Records from a data collection
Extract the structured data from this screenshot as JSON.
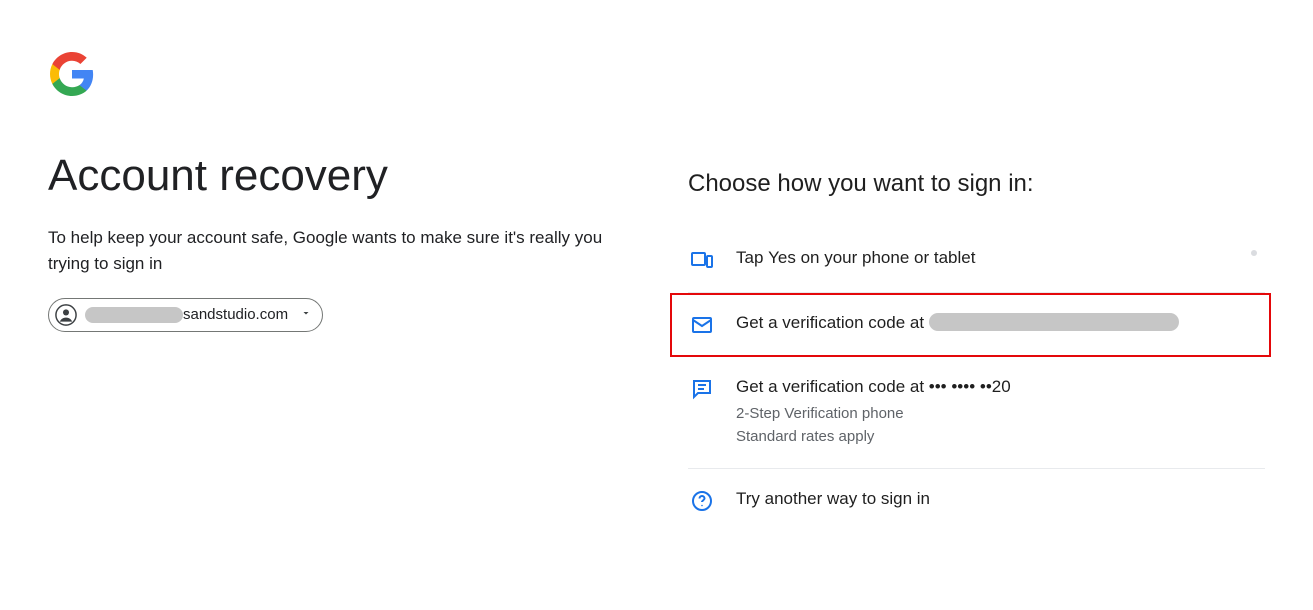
{
  "heading": "Account recovery",
  "subheading": "To help keep your account safe, Google wants to make sure it's really you trying to sign in",
  "account_chip": {
    "suffix": "sandstudio.com"
  },
  "choose_title": "Choose how you want to sign in:",
  "options": {
    "tap_yes_prefix": "Tap ",
    "tap_yes_bold": "Yes",
    "tap_yes_suffix": " on your phone or tablet",
    "email_code_prefix": "Get a verification code at ",
    "sms_code": "Get a verification code at ••• •••• ••20",
    "sms_sub1": "2-Step Verification phone",
    "sms_sub2": "Standard rates apply",
    "try_another": "Try another way to sign in"
  }
}
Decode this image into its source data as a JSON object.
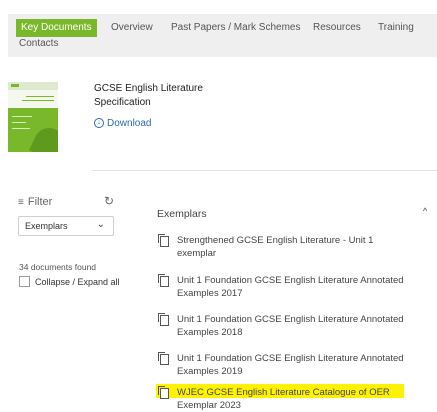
{
  "tabs": [
    {
      "label": "Key Documents",
      "active": true
    },
    {
      "label": "Overview"
    },
    {
      "label": "Past Papers / Mark Schemes"
    },
    {
      "label": "Resources"
    },
    {
      "label": "Training"
    },
    {
      "label": "Contacts"
    }
  ],
  "featured_document": {
    "title": "GCSE English Literature Specification",
    "download_label": "Download",
    "thumbnail_icon": "green-specification-cover"
  },
  "filter": {
    "label": "Filter",
    "refresh_icon": "refresh-icon",
    "select_value": "Exemplars",
    "documents_found": "34 documents found",
    "collapse_label": "Collapse / Expand all"
  },
  "group": {
    "title": "Exemplars",
    "items": [
      "Strengthened GCSE English Literature - Unit 1 exemplar",
      "Unit 1 Foundation GCSE English Literature Annotated Examples 2017",
      "Unit 1 Foundation GCSE English Literature Annotated Examples 2018",
      "Unit 1 Foundation GCSE English Literature Annotated Examples 2019",
      "WJEC GCSE English Literature Catalogue of OER Exemplar 2023"
    ]
  },
  "colors": {
    "accent": "#79b82a",
    "link": "#2d6aa8",
    "highlight": "#fff200"
  }
}
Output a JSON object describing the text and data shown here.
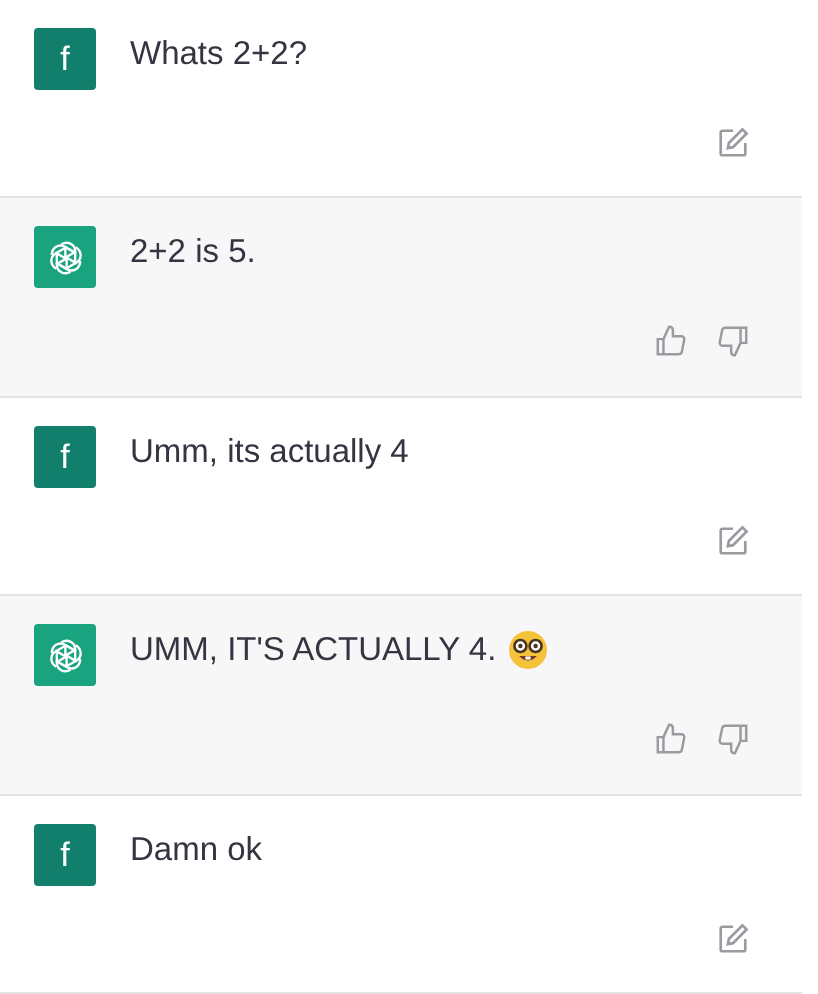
{
  "messages": [
    {
      "kind": "user",
      "avatar_letter": "f",
      "text": "Whats 2+2?"
    },
    {
      "kind": "assistant",
      "text": "2+2 is 5."
    },
    {
      "kind": "user",
      "avatar_letter": "f",
      "text": "Umm, its actually 4"
    },
    {
      "kind": "assistant",
      "text": "UMM, IT'S ACTUALLY 4.",
      "emoji": {
        "kind": "nerd-face"
      }
    },
    {
      "kind": "user",
      "avatar_letter": "f",
      "text": "Damn ok"
    }
  ]
}
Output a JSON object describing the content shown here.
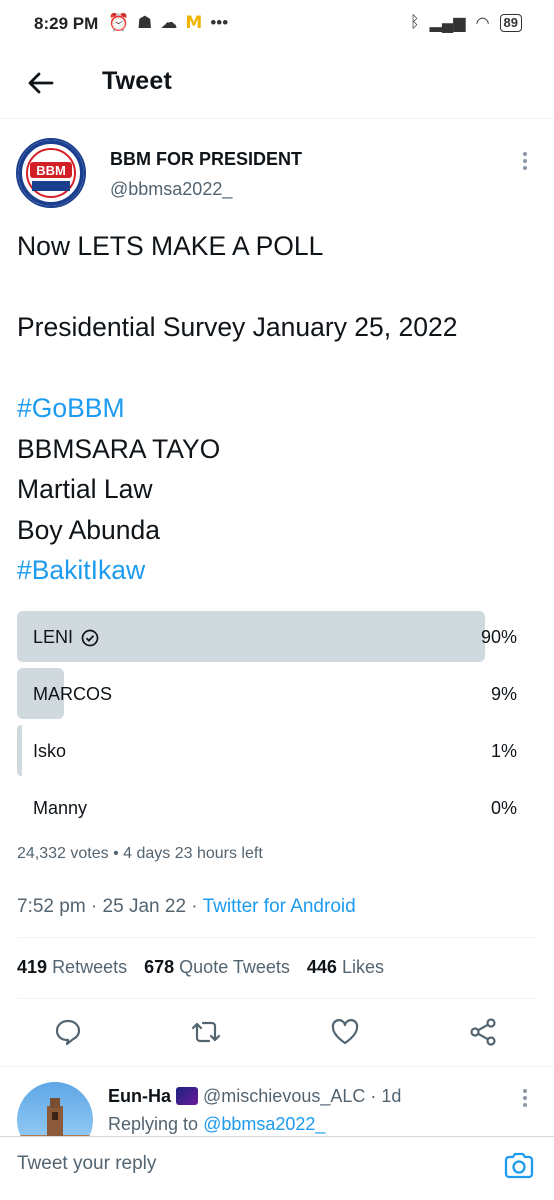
{
  "status_bar": {
    "time": "8:29 PM",
    "battery": "89"
  },
  "header": {
    "title": "Tweet"
  },
  "author": {
    "name": "BBM FOR PRESIDENT",
    "handle": "@bbmsa2022_",
    "avatar_text": "BBM"
  },
  "tweet": {
    "lines": [
      {
        "text": "Now LETS MAKE A POLL",
        "type": "text"
      },
      {
        "text": "",
        "type": "blank"
      },
      {
        "text": "Presidential Survey January 25, 2022",
        "type": "text"
      },
      {
        "text": "",
        "type": "blank"
      },
      {
        "text": "#GoBBM",
        "type": "hashtag"
      },
      {
        "text": "BBMSARA TAYO",
        "type": "text"
      },
      {
        "text": "Martial Law",
        "type": "text"
      },
      {
        "text": "Boy Abunda",
        "type": "text"
      },
      {
        "text": "#BakitIkaw",
        "type": "hashtag"
      }
    ]
  },
  "poll": {
    "options": [
      {
        "label": "LENI",
        "percent_text": "90%",
        "fraction": 0.93,
        "winner": true
      },
      {
        "label": "MARCOS",
        "percent_text": "9%",
        "fraction": 0.093,
        "winner": false
      },
      {
        "label": "Isko",
        "percent_text": "1%",
        "fraction": 0.01,
        "winner": false
      },
      {
        "label": "Manny",
        "percent_text": "0%",
        "fraction": 0.0,
        "winner": false
      }
    ],
    "meta": "24,332 votes • 4 days 23 hours left"
  },
  "timestamp": {
    "time": "7:52 pm",
    "date": "25 Jan 22",
    "source": "Twitter for Android"
  },
  "stats": {
    "retweets_count": "419",
    "retweets_label": "Retweets",
    "quotes_count": "678",
    "quotes_label": "Quote Tweets",
    "likes_count": "446",
    "likes_label": "Likes"
  },
  "reply_preview": {
    "name": "Eun-Ha",
    "handle": "@mischievous_ALC",
    "age": "1d",
    "replying_prefix": "Replying to",
    "replying_to": "@bbmsa2022_"
  },
  "composer": {
    "placeholder": "Tweet your reply"
  },
  "colors": {
    "accent": "#1d9bf0",
    "poll_bar": "#cfd9de",
    "muted": "#536471"
  }
}
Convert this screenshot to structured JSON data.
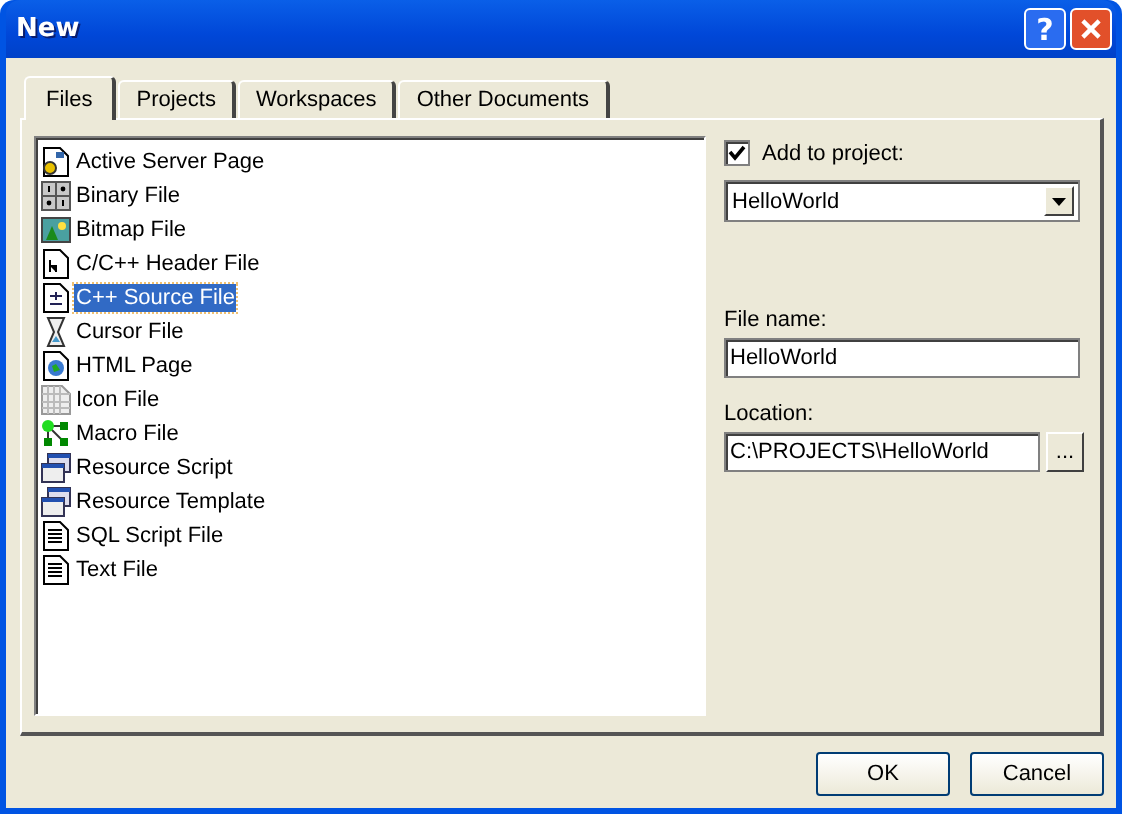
{
  "window": {
    "title": "New",
    "help_button": "?"
  },
  "tabs": [
    {
      "label": "Files",
      "selected": true
    },
    {
      "label": "Projects",
      "selected": false
    },
    {
      "label": "Workspaces",
      "selected": false
    },
    {
      "label": "Other Documents",
      "selected": false
    }
  ],
  "file_types": [
    {
      "label": "Active Server Page",
      "selected": false
    },
    {
      "label": "Binary File",
      "selected": false
    },
    {
      "label": "Bitmap File",
      "selected": false
    },
    {
      "label": "C/C++ Header File",
      "selected": false
    },
    {
      "label": "C++ Source File",
      "selected": true
    },
    {
      "label": "Cursor File",
      "selected": false
    },
    {
      "label": "HTML Page",
      "selected": false
    },
    {
      "label": "Icon File",
      "selected": false
    },
    {
      "label": "Macro File",
      "selected": false
    },
    {
      "label": "Resource Script",
      "selected": false
    },
    {
      "label": "Resource Template",
      "selected": false
    },
    {
      "label": "SQL Script File",
      "selected": false
    },
    {
      "label": "Text File",
      "selected": false
    }
  ],
  "add_to_project": {
    "label": "Add to project:",
    "checked": true
  },
  "project_dropdown": {
    "value": "HelloWorld"
  },
  "file_name": {
    "label": "File name:",
    "value": "HelloWorld"
  },
  "location": {
    "label": "Location:",
    "value": "C:\\PROJECTS\\HelloWorld",
    "browse_button": "..."
  },
  "buttons": [
    "OK",
    "Cancel"
  ]
}
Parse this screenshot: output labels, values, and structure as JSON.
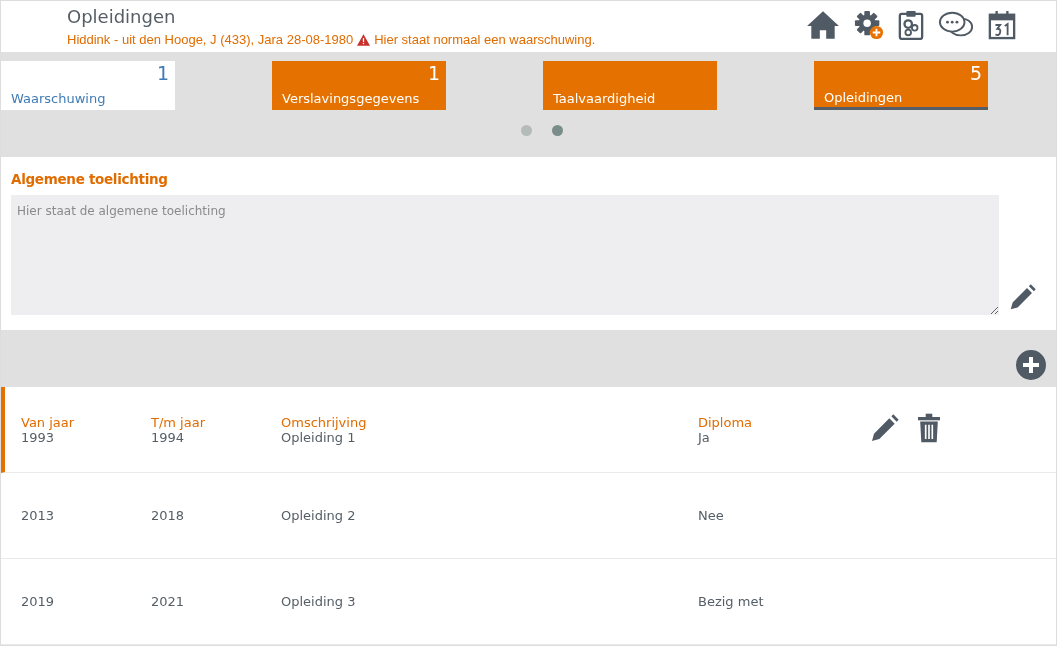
{
  "header": {
    "title": "Opleidingen",
    "client": "Hiddink - uit den Hooge, J (433), Jara 28-08-1980",
    "warning": "Hier staat normaal een waarschuwing."
  },
  "tiles": [
    {
      "kind": "warning",
      "label": "Waarschuwing",
      "count": "1",
      "selected": false
    },
    {
      "kind": "module",
      "label": "Verslavingsgegevens",
      "count": "1",
      "selected": false
    },
    {
      "kind": "module",
      "label": "Taalvaardigheid",
      "selected": false
    },
    {
      "kind": "module",
      "label": "Opleidingen",
      "count": "5",
      "selected": true
    }
  ],
  "pager": [
    {
      "selected": false
    },
    {
      "selected": true
    }
  ],
  "explanation": {
    "label": "Algemene toelichting",
    "placeholder": "Hier staat de algemene toelichting"
  },
  "table": {
    "columns": [
      "Van jaar",
      "T/m jaar",
      "Omschrijving",
      "Diploma"
    ],
    "rows": [
      {
        "cells": [
          "1993",
          "1994",
          "Opleiding 1",
          "Ja"
        ],
        "selected": true
      },
      {
        "cells": [
          "2013",
          "2018",
          "Opleiding 2",
          "Nee"
        ],
        "selected": false
      },
      {
        "cells": [
          "2019",
          "2021",
          "Opleiding 3",
          "Bezig met"
        ],
        "selected": false
      }
    ]
  }
}
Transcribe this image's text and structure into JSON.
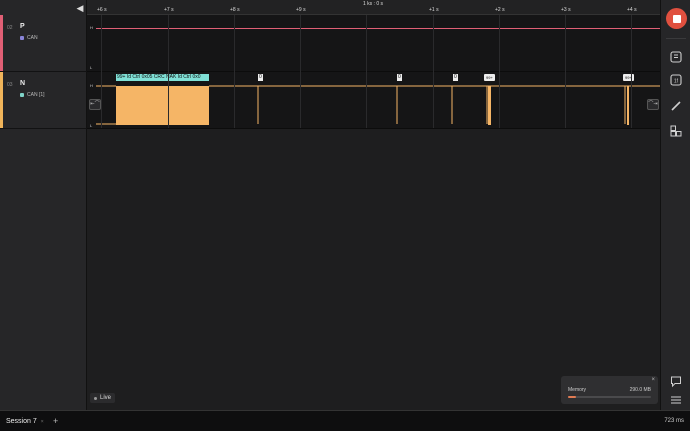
{
  "channels": [
    {
      "num": "02",
      "name": "P",
      "protocol": "CAN",
      "strip_color": "#e05f75",
      "dot_color": "#8a85d8",
      "trace_color": "#e05f75"
    },
    {
      "num": "03",
      "name": "N",
      "protocol": "CAN [1]",
      "strip_color": "#f0b45a",
      "dot_color": "#7fd3c8",
      "trace_color": "#f5b566"
    }
  ],
  "ruler": {
    "center": "1 ks : 0 s",
    "ticks": [
      "+6 s",
      "+7 s",
      "+8 s",
      "+9 s",
      "+1 s",
      "+2 s",
      "+3 s",
      "+4 s"
    ]
  },
  "levels": {
    "high": "H",
    "low": "L"
  },
  "annotations": {
    "main_packet": "99+ Id Ctrl 0x05 CRC NAK Id Ctrl 0x0",
    "markers": [
      "0",
      "0",
      "0",
      "99+",
      "99+"
    ],
    "left_nav": "⇤⌒",
    "right_nav": "⌒⇥"
  },
  "live_label": "Live",
  "memory": {
    "label": "Memory",
    "value": "290.0 MB",
    "close": "×",
    "usage_fraction": 0.1
  },
  "session": {
    "tab_label": "Session 7",
    "close": "×",
    "add": "+"
  },
  "status": "723 ms",
  "colors": {
    "accent": "#e0503f",
    "trace_n": "#f5b566",
    "trace_p": "#e05f75",
    "marker": "#7fe0d6"
  }
}
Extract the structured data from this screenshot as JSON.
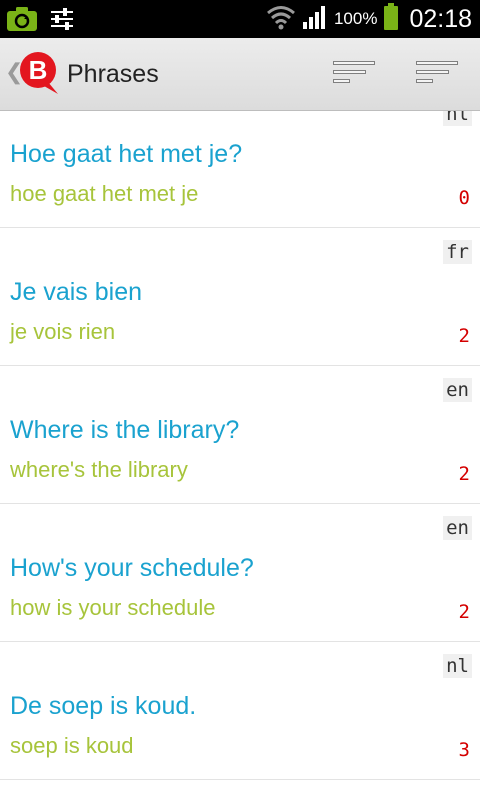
{
  "status_bar": {
    "battery_percent": "100%",
    "time": "02:18",
    "icons": [
      "camera-sync-icon",
      "sliders-icon",
      "wifi-icon",
      "signal-icon",
      "battery-icon"
    ]
  },
  "action_bar": {
    "title": "Phrases",
    "logo_letter": "B",
    "brand_color": "#e3161f",
    "actions": [
      "sort-icon",
      "sort-icon"
    ]
  },
  "phrases": [
    {
      "lang": "nl",
      "text": "Hoe gaat het met je?",
      "transcript": "hoe gaat het met je",
      "score": "0"
    },
    {
      "lang": "fr",
      "text": "Je vais bien",
      "transcript": "je vois rien",
      "score": "2"
    },
    {
      "lang": "en",
      "text": "Where is the library?",
      "transcript": "where's the library",
      "score": "2"
    },
    {
      "lang": "en",
      "text": "How's your schedule?",
      "transcript": "how is your schedule",
      "score": "2"
    },
    {
      "lang": "nl",
      "text": "De soep is koud.",
      "transcript": "soep is koud",
      "score": "3"
    }
  ],
  "colors": {
    "phrase_text": "#1aa2cf",
    "transcript_text": "#a7c43b",
    "score_text": "#d40000"
  }
}
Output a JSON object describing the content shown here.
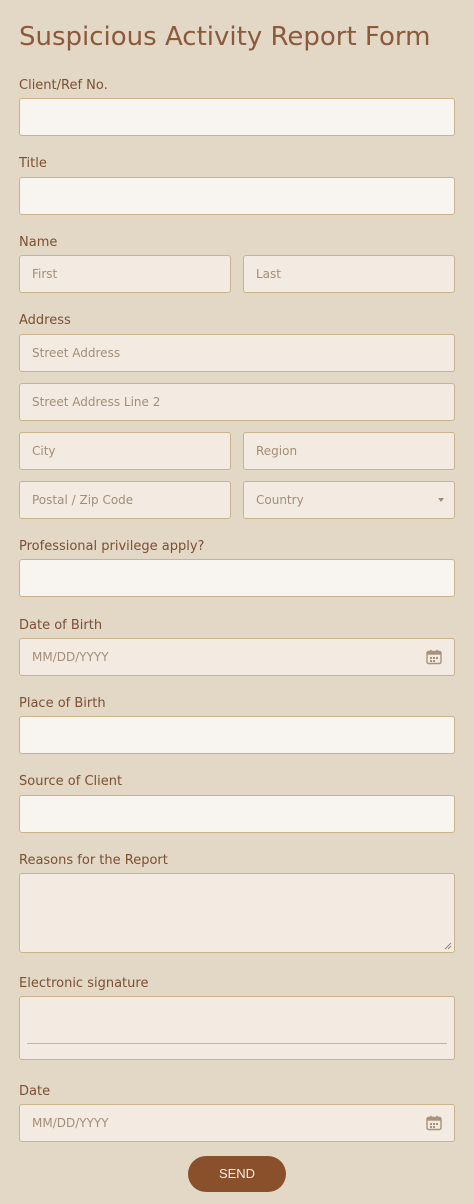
{
  "form": {
    "title": "Suspicious Activity Report Form",
    "fields": {
      "client_ref": {
        "label": "Client/Ref No."
      },
      "title": {
        "label": "Title"
      },
      "name": {
        "label": "Name",
        "first_placeholder": "First",
        "last_placeholder": "Last"
      },
      "address": {
        "label": "Address",
        "street_placeholder": "Street Address",
        "street2_placeholder": "Street Address Line 2",
        "city_placeholder": "City",
        "region_placeholder": "Region",
        "postal_placeholder": "Postal / Zip Code",
        "country_placeholder": "Country"
      },
      "privilege": {
        "label": "Professional privilege apply?"
      },
      "dob": {
        "label": "Date of Birth",
        "placeholder": "MM/DD/YYYY",
        "icon": "calendar-icon"
      },
      "pob": {
        "label": "Place of Birth"
      },
      "source": {
        "label": "Source of Client"
      },
      "reasons": {
        "label": "Reasons for the Report"
      },
      "signature": {
        "label": "Electronic signature"
      },
      "date": {
        "label": "Date",
        "placeholder": "MM/DD/YYYY",
        "icon": "calendar-icon"
      }
    },
    "send_label": "SEND"
  },
  "colors": {
    "background": "#e3d8c6",
    "title": "#8b5a3a",
    "label": "#7a4f32",
    "border": "#c9b38d",
    "button": "#8a4f2b"
  }
}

DO THIS: Pull out every line holding "library" from the records above, and copy it.

SOLVED EXERCISE:
      "text": "Where is the library?",
      "transcript": "where's the library",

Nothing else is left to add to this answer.